How many lines in the records below contain the word "here"? Give only the number.

#### Data records

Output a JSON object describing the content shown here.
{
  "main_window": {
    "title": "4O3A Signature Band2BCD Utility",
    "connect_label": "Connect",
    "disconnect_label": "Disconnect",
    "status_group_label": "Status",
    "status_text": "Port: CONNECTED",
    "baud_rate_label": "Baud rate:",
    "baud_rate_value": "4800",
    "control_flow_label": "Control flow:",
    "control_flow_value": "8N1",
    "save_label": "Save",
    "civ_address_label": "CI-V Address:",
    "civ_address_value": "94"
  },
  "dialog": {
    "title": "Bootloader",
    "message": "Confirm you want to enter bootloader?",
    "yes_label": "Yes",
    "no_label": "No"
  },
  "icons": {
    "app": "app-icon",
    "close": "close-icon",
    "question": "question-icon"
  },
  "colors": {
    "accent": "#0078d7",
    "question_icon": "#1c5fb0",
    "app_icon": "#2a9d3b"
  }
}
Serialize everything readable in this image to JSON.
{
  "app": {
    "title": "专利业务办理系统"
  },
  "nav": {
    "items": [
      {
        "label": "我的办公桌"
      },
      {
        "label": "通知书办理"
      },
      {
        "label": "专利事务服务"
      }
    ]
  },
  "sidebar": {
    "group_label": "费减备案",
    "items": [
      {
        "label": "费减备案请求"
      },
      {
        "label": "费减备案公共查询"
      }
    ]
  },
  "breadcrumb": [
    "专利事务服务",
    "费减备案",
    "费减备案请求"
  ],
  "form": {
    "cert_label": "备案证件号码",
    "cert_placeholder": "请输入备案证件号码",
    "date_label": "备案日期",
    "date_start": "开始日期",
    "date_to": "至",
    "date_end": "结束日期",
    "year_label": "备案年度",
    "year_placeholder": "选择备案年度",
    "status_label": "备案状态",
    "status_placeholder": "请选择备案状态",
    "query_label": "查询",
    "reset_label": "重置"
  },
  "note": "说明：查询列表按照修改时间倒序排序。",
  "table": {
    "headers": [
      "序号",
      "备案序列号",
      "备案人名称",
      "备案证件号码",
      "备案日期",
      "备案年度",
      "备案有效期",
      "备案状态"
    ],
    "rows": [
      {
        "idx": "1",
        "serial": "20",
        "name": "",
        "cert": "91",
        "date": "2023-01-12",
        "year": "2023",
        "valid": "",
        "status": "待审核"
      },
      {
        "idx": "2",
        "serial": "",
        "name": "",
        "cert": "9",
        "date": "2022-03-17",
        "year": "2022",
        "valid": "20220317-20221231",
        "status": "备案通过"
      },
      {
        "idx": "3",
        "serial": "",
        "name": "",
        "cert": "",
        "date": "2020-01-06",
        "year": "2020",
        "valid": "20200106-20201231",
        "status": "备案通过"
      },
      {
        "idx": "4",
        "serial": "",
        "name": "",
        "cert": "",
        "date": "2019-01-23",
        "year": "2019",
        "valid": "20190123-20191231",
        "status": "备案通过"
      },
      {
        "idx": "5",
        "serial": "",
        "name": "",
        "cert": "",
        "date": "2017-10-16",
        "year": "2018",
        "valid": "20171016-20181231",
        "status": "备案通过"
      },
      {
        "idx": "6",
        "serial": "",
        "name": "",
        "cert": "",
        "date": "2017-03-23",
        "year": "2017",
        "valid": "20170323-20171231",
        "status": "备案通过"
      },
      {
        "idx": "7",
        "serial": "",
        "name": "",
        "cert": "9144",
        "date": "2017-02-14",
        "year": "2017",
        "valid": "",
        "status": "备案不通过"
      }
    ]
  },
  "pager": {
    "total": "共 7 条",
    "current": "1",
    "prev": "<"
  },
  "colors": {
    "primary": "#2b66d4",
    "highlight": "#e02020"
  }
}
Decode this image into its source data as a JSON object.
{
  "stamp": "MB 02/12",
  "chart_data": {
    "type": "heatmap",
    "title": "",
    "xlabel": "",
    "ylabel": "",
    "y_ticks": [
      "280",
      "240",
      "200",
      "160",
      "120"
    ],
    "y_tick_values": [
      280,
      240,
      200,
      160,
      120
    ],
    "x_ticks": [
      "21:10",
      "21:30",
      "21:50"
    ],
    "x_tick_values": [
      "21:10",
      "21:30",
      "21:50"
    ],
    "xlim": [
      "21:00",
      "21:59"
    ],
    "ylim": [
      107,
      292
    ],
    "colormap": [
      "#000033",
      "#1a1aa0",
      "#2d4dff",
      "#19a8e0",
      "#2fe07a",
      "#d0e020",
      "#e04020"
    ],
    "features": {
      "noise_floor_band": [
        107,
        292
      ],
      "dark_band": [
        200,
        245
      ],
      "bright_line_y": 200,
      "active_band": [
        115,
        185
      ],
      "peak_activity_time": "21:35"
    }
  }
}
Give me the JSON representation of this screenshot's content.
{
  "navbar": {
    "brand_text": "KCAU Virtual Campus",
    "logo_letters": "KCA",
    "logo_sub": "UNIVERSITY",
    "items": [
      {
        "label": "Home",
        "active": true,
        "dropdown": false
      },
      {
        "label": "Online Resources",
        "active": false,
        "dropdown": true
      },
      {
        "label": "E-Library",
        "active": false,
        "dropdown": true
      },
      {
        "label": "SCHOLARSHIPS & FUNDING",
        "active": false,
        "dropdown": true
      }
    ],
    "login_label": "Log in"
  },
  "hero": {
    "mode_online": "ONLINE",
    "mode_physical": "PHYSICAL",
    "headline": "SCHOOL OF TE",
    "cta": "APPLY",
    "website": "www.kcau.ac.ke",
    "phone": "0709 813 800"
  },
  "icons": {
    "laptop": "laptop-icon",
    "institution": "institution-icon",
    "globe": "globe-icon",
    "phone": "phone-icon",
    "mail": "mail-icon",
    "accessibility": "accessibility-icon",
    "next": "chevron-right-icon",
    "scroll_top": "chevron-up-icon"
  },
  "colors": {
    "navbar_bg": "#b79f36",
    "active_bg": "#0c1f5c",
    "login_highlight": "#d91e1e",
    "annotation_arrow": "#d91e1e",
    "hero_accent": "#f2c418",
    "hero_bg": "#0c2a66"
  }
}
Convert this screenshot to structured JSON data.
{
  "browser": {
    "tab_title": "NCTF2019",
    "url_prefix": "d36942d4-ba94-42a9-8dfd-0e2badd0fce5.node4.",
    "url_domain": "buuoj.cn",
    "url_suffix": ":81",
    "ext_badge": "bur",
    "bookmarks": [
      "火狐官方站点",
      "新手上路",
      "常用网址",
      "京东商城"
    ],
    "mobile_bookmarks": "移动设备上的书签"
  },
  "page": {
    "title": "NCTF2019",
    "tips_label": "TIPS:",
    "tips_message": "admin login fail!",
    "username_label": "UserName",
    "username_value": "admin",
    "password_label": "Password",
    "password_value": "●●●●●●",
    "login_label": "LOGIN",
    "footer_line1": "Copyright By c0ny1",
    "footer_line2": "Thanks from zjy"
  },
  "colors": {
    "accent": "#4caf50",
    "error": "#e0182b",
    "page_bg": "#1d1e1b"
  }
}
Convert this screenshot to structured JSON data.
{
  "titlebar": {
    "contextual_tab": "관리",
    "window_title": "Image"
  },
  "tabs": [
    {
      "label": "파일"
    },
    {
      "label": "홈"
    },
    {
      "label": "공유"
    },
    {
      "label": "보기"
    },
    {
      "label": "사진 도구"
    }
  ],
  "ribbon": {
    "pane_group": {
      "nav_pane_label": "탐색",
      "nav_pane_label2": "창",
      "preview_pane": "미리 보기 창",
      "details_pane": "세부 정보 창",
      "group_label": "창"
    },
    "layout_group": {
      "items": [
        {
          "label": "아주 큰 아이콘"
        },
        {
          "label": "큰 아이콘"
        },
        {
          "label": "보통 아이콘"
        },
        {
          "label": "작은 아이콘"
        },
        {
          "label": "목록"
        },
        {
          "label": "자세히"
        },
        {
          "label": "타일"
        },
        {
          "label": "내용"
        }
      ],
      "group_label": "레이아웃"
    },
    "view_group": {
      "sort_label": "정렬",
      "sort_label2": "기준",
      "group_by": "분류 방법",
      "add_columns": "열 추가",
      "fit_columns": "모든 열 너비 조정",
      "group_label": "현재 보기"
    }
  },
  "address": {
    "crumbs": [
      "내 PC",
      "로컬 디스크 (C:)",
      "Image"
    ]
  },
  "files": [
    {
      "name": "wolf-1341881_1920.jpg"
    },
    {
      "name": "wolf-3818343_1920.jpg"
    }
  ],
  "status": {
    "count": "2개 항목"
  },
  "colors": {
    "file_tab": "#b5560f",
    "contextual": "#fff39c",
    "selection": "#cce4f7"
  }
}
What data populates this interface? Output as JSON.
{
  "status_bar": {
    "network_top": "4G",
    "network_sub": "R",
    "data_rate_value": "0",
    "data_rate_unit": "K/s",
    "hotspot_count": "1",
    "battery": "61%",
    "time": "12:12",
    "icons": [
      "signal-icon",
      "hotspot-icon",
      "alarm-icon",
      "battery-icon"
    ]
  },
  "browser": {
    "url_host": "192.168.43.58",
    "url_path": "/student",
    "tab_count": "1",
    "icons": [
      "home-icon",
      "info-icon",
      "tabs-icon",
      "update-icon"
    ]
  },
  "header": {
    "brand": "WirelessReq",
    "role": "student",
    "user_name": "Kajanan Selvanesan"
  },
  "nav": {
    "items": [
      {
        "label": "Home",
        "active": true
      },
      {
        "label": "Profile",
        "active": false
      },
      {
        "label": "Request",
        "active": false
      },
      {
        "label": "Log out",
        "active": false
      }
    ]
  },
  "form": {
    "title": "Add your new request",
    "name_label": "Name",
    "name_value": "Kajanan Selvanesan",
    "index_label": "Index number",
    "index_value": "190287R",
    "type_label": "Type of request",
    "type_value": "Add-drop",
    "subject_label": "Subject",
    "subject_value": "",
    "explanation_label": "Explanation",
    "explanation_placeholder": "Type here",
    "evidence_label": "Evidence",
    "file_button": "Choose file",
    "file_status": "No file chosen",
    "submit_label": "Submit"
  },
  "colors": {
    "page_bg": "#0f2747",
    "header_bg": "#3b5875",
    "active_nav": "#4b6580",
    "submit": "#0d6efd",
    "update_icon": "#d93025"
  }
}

########

Correct output: 2